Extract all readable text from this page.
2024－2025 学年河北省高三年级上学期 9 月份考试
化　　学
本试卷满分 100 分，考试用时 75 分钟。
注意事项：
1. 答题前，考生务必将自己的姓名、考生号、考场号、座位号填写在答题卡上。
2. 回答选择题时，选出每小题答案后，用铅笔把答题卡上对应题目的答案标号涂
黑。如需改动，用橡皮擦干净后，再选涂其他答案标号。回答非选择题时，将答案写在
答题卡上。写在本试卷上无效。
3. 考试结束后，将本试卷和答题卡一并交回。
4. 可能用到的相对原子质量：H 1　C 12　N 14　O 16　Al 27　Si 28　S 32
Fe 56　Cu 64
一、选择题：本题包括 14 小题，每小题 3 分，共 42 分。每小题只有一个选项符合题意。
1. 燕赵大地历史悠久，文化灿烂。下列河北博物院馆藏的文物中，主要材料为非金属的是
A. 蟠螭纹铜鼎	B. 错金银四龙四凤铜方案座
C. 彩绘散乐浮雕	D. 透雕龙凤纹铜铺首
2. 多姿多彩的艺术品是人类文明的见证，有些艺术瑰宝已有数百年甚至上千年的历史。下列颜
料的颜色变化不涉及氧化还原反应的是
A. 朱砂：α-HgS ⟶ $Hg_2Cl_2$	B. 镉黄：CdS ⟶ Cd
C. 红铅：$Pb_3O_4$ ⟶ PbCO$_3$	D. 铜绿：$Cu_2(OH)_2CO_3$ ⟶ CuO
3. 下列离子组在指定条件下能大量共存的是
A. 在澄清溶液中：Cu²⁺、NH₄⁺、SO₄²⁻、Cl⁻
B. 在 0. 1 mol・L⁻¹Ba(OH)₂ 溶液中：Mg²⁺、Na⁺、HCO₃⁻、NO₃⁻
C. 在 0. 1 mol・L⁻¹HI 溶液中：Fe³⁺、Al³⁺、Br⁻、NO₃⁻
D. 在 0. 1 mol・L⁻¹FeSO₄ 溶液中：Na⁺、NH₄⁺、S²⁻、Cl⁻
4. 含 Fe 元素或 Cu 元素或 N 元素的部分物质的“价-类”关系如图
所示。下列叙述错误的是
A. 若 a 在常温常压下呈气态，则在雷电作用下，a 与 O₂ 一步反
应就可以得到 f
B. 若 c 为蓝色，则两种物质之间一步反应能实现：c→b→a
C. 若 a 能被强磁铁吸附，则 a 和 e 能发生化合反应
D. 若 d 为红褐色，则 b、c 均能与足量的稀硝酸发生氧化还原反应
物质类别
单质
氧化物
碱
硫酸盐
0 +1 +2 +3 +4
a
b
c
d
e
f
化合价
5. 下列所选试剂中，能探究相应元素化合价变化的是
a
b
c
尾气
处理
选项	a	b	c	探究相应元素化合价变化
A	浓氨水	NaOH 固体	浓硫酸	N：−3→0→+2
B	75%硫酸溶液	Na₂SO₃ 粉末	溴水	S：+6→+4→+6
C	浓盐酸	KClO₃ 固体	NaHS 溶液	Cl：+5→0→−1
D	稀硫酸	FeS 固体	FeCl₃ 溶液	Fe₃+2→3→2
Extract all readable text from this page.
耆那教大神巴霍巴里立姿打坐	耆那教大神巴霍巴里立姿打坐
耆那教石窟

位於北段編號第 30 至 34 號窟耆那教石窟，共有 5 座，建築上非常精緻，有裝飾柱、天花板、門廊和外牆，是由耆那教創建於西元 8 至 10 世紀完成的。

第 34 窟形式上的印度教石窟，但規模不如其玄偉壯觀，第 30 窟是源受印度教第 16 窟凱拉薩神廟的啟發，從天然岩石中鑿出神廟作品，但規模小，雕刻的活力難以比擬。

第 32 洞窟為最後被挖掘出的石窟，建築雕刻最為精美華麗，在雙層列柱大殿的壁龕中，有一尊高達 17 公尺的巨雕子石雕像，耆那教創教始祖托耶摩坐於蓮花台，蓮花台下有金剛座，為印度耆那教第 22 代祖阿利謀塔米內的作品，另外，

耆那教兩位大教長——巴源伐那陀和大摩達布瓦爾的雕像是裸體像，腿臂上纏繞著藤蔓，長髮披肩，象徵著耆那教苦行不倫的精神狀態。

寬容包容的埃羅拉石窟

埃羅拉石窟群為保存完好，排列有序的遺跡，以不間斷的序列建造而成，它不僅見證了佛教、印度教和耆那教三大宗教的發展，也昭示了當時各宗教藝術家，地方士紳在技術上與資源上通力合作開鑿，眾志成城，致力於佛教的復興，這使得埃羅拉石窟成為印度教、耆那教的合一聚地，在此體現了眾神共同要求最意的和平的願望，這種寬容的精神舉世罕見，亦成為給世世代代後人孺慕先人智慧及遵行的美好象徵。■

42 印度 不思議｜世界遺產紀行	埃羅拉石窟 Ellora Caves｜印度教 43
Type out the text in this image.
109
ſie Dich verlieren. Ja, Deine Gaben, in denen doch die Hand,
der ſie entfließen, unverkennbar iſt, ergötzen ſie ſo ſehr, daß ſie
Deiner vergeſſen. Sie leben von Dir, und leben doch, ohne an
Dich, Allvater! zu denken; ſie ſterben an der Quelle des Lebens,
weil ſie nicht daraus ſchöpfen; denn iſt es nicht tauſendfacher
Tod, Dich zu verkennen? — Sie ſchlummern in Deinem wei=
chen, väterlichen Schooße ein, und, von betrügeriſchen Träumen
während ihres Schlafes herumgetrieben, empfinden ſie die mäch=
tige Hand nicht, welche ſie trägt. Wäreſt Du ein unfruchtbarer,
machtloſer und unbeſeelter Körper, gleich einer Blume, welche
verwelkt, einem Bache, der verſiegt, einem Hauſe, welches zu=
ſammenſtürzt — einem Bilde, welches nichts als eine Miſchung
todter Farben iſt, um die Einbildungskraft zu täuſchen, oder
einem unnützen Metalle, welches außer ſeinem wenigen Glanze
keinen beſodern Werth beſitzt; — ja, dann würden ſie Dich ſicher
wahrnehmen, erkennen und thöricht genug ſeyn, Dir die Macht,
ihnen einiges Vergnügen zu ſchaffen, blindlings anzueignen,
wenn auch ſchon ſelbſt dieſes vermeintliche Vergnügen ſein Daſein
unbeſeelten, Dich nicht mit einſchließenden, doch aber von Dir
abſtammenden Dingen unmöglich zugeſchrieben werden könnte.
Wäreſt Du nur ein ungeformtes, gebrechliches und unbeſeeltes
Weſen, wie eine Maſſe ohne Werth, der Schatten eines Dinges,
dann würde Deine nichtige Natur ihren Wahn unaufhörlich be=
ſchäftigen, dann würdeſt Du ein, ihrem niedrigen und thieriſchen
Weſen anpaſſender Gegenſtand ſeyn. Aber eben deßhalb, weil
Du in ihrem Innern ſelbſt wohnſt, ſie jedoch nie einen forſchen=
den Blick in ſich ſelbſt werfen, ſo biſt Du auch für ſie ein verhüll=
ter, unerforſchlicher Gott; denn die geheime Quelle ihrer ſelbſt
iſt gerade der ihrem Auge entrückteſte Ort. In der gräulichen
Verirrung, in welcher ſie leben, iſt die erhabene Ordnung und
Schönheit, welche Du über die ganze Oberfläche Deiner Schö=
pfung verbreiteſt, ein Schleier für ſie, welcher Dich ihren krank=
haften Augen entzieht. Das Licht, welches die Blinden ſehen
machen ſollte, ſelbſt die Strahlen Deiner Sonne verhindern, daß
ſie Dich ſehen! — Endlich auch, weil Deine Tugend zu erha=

------------------------------------------------------------------------

Task brief » Each record above should be repeated exactly as it appears.

The solution »
Extract all readable text from this page.
2024－2025 学年河北省高三年级上学期 9 月份考试
化　　学
本试卷满分 100 分，考试用时 75 分钟。
注意事项：
1. 答题前，考生务必将自己的姓名、考生号、考场号、座位号填写在答题卡上。
2. 回答选择题时，选出每小题答案后，用铅笔把答题卡上对应题目的答案标号涂
黑。如需改动，用橡皮擦干净后，再选涂其他答案标号。回答非选择题时，将答案写在
答题卡上。写在本试卷上无效。
3. 考试结束后，将本试卷和答题卡一并交回。
4. 可能用到的相对原子质量：H 1　C 12　N 14　O 16　Al 27　Si 28　S 32
Fe 56　Cu 64
一、选择题：本题包括 14 小题，每小题 3 分，共 42 分。每小题只有一个选项符合题意。
1. 燕赵大地历史悠久，文化灿烂。下列河北博物院馆藏的文物中，主要材料为非金属的是
A. 蟠螭纹铜鼎	B. 错金银四龙四凤铜方案座
C. 彩绘散乐浮雕	D. 透雕龙凤纹铜铺首
2. 多姿多彩的艺术品是人类文明的见证，有些艺术瑰宝已有数百年甚至上千年的历史。下列颜
料的颜色变化不涉及氧化还原反应的是
A. 朱砂：α-HgS ⟶ $Hg_2Cl_2$	B. 镉黄：CdS ⟶ Cd
C. 红铅：$Pb_3O_4$ ⟶ PbCO$_3$	D. 铜绿：$Cu_2(OH)_2CO_3$ ⟶ CuO
3. 下列离子组在指定条件下能大量共存的是
A. 在澄清溶液中：Cu²⁺、NH₄⁺、SO₄²⁻、Cl⁻
B. 在 0. 1 mol・L⁻¹Ba(OH)₂ 溶液中：Mg²⁺、Na⁺、HCO₃⁻、NO₃⁻
C. 在 0. 1 mol・L⁻¹HI 溶液中：Fe³⁺、Al³⁺、Br⁻、NO₃⁻
D. 在 0. 1 mol・L⁻¹FeSO₄ 溶液中：Na⁺、NH₄⁺、S²⁻、Cl⁻
4. 含 Fe 元素或 Cu 元素或 N 元素的部分物质的“价-类”关系如图
所示。下列叙述错误的是
A. 若 a 在常温常压下呈气态，则在雷电作用下，a 与 O₂ 一步反
应就可以得到 f
B. 若 c 为蓝色，则两种物质之间一步反应能实现：c→b→a
C. 若 a 能被强磁铁吸附，则 a 和 e 能发生化合反应
D. 若 d 为红褐色，则 b、c 均能与足量的稀硝酸发生氧化还原反应
物质类别
单质
氧化物
碱
硫酸盐
0 +1 +2 +3 +4
a
b
c
d
e
f
化合价
5. 下列所选试剂中，能探究相应元素化合价变化的是
a
b
c
尾气
处理
选项	a	b	c	探究相应元素化合价变化
A	浓氨水	NaOH 固体	浓硫酸	N：−3→0→+2
B	75%硫酸溶液	Na₂SO₃ 粉末	溴水	S：+6→+4→+6
C	浓盐酸	KClO₃ 固体	NaHS 溶液	Cl：+5→0→−1
D	稀硫酸	FeS 固体	FeCl₃ 溶液	Fe₃+2→3→2
Extract all readable text from this page.
耆那教大神巴霍巴里立姿打坐	耆那教大神巴霍巴里立姿打坐
耆那教石窟

位於北段編號第 30 至 34 號窟耆那教石窟，共有 5 座，建築上非常精緻，有裝飾柱、天花板、門廊和外牆，是由耆那教創建於西元 8 至 10 世紀完成的。

第 34 窟形式上的印度教石窟，但規模不如其玄偉壯觀，第 30 窟是源受印度教第 16 窟凱拉薩神廟的啟發，從天然岩石中鑿出神廟作品，但規模小，雕刻的活力難以比擬。

第 32 洞窟為最後被挖掘出的石窟，建築雕刻最為精美華麗，在雙層列柱大殿的壁龕中，有一尊高達 17 公尺的巨雕子石雕像，耆那教創教始祖托耶摩坐於蓮花台，蓮花台下有金剛座，為印度耆那教第 22 代祖阿利謀塔米內的作品，另外，

耆那教兩位大教長——巴源伐那陀和大摩達布瓦爾的雕像是裸體像，腿臂上纏繞著藤蔓，長髮披肩，象徵著耆那教苦行不倫的精神狀態。

寬容包容的埃羅拉石窟

埃羅拉石窟群為保存完好，排列有序的遺跡，以不間斷的序列建造而成，它不僅見證了佛教、印度教和耆那教三大宗教的發展，也昭示了當時各宗教藝術家，地方士紳在技術上與資源上通力合作開鑿，眾志成城，致力於佛教的復興，這使得埃羅拉石窟成為印度教、耆那教的合一聚地，在此體現了眾神共同要求最意的和平的願望，這種寬容的精神舉世罕見，亦成為給世世代代後人孺慕先人智慧及遵行的美好象徵。■

42 印度 不思議｜世界遺產紀行	埃羅拉石窟 Ellora Caves｜印度教 43
Type out the text in this image.
109
ſie Dich verlieren. Ja, Deine Gaben, in denen doch die Hand,
der ſie entfließen, unverkennbar iſt, ergötzen ſie ſo ſehr, daß ſie
Deiner vergeſſen. Sie leben von Dir, und leben doch, ohne an
Dich, Allvater! zu denken; ſie ſterben an der Quelle des Lebens,
weil ſie nicht daraus ſchöpfen; denn iſt es nicht tauſendfacher
Tod, Dich zu verkennen? — Sie ſchlummern in Deinem wei=
chen, väterlichen Schooße ein, und, von betrügeriſchen Träumen
während ihres Schlafes herumgetrieben, empfinden ſie die mäch=
tige Hand nicht, welche ſie trägt. Wäreſt Du ein unfruchtbarer,
machtloſer und unbeſeelter Körper, gleich einer Blume, welche
verwelkt, einem Bache, der verſiegt, einem Hauſe, welches zu=
ſammenſtürzt — einem Bilde, welches nichts als eine Miſchung
todter Farben iſt, um die Einbildungskraft zu täuſchen, oder
einem unnützen Metalle, welches außer ſeinem wenigen Glanze
keinen beſodern Werth beſitzt; — ja, dann würden ſie Dich ſicher
wahrnehmen, erkennen und thöricht genug ſeyn, Dir die Macht,
ihnen einiges Vergnügen zu ſchaffen, blindlings anzueignen,
wenn auch ſchon ſelbſt dieſes vermeintliche Vergnügen ſein Daſein
unbeſeelten, Dich nicht mit einſchließenden, doch aber von Dir
abſtammenden Dingen unmöglich zugeſchrieben werden könnte.
Wäreſt Du nur ein ungeformtes, gebrechliches und unbeſeeltes
Weſen, wie eine Maſſe ohne Werth, der Schatten eines Dinges,
dann würde Deine nichtige Natur ihren Wahn unaufhörlich be=
ſchäftigen, dann würdeſt Du ein, ihrem niedrigen und thieriſchen
Weſen anpaſſender Gegenſtand ſeyn. Aber eben deßhalb, weil
Du in ihrem Innern ſelbſt wohnſt, ſie jedoch nie einen forſchen=
den Blick in ſich ſelbſt werfen, ſo biſt Du auch für ſie ein verhüll=
ter, unerforſchlicher Gott; denn die geheime Quelle ihrer ſelbſt
iſt gerade der ihrem Auge entrückteſte Ort. In der gräulichen
Verirrung, in welcher ſie leben, iſt die erhabene Ordnung und
Schönheit, welche Du über die ganze Oberfläche Deiner Schö=
pfung verbreiteſt, ein Schleier für ſie, welcher Dich ihren krank=
haften Augen entzieht. Das Licht, welches die Blinden ſehen
machen ſollte, ſelbſt die Strahlen Deiner Sonne verhindern, daß
ſie Dich ſehen! — Endlich auch, weil Deine Tugend zu erha=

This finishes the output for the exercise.